_TASK INSTRUCTIONS:_ Restate the full set of records exactly, without adding or dropping a word.

_MATERIAL:_
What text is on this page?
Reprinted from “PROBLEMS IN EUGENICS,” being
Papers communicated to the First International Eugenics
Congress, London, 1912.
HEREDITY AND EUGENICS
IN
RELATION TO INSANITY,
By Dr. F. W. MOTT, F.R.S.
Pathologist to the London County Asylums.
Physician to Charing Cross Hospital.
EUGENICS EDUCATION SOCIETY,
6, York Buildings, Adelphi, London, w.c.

_EXERCISE RESULT:_
What text is on this page?
Reprinted from “PROBLEMS IN EUGENICS,” being
Papers communicated to the First International Eugenics
Congress, London, 1912.
HEREDITY AND EUGENICS
IN
RELATION TO INSANITY,
By Dr. F. W. MOTT, F.R.S.
Pathologist to the London County Asylums.
Physician to Charing Cross Hospital.
EUGENICS EDUCATION SOCIETY,
6, York Buildings, Adelphi, London, w.c.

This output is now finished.